--- WHAT IS ASKED ---
Below are some records. Copy every line in them that holds "United".
## begin
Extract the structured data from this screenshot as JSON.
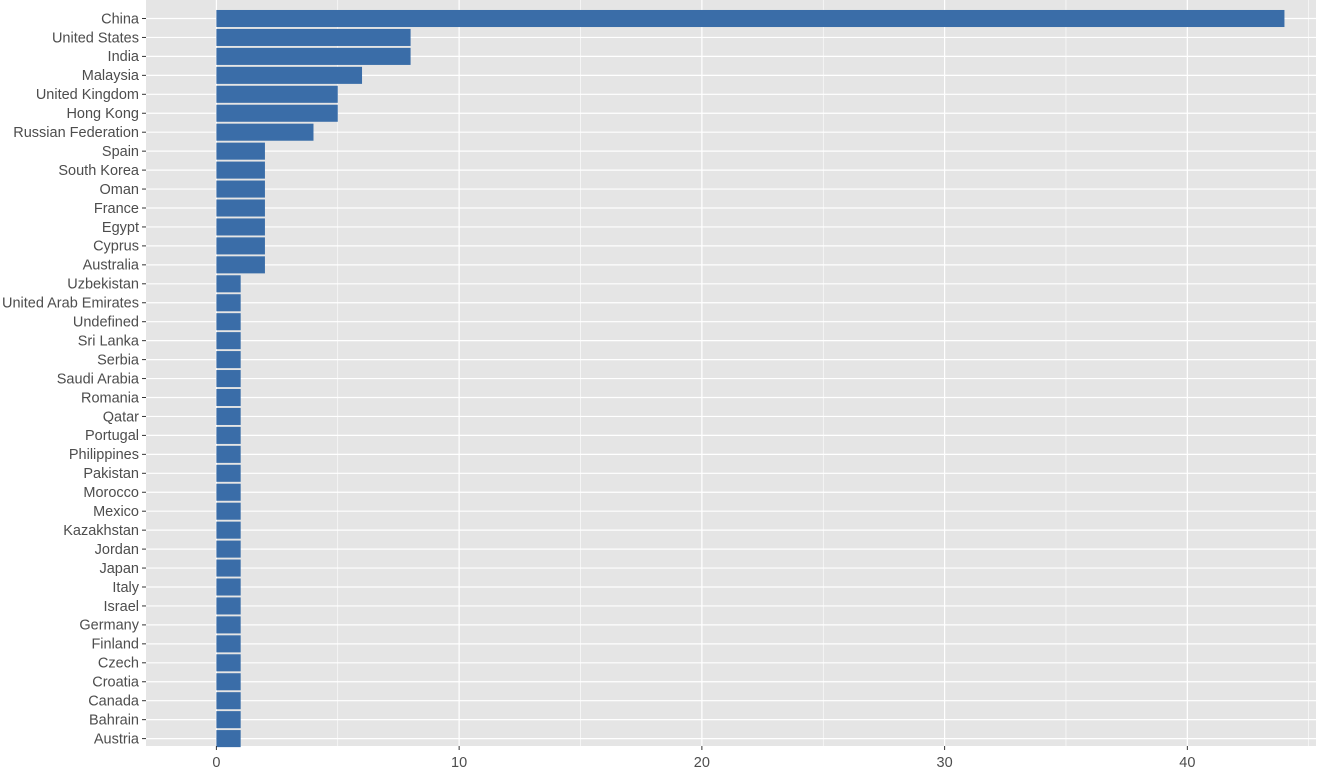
{
  "chart_data": {
    "type": "bar",
    "orientation": "horizontal",
    "title": "",
    "xlabel": "",
    "ylabel": "",
    "xlim": [
      -2.9,
      45.3
    ],
    "x_ticks": [
      0,
      10,
      20,
      30,
      40
    ],
    "grid": true,
    "bar_color": "#3A6DA8",
    "panel_color": "#E5E5E5",
    "grid_color": "#FFFFFF",
    "categories": [
      "China",
      "United States",
      "India",
      "Malaysia",
      "United Kingdom",
      "Hong Kong",
      "Russian Federation",
      "Spain",
      "South Korea",
      "Oman",
      "France",
      "Egypt",
      "Cyprus",
      "Australia",
      "Uzbekistan",
      "United Arab Emirates",
      "Undefined",
      "Sri Lanka",
      "Serbia",
      "Saudi Arabia",
      "Romania",
      "Qatar",
      "Portugal",
      "Philippines",
      "Pakistan",
      "Morocco",
      "Mexico",
      "Kazakhstan",
      "Jordan",
      "Japan",
      "Italy",
      "Israel",
      "Germany",
      "Finland",
      "Czech",
      "Croatia",
      "Canada",
      "Bahrain",
      "Austria"
    ],
    "values": [
      44,
      8,
      8,
      6,
      5,
      5,
      4,
      2,
      2,
      2,
      2,
      2,
      2,
      2,
      1,
      1,
      1,
      1,
      1,
      1,
      1,
      1,
      1,
      1,
      1,
      1,
      1,
      1,
      1,
      1,
      1,
      1,
      1,
      1,
      1,
      1,
      1,
      1,
      1
    ]
  }
}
## end
--- RESULT OF THIS EXERCISE ---
      "United States",
      "United Kingdom",
      "United Arab Emirates",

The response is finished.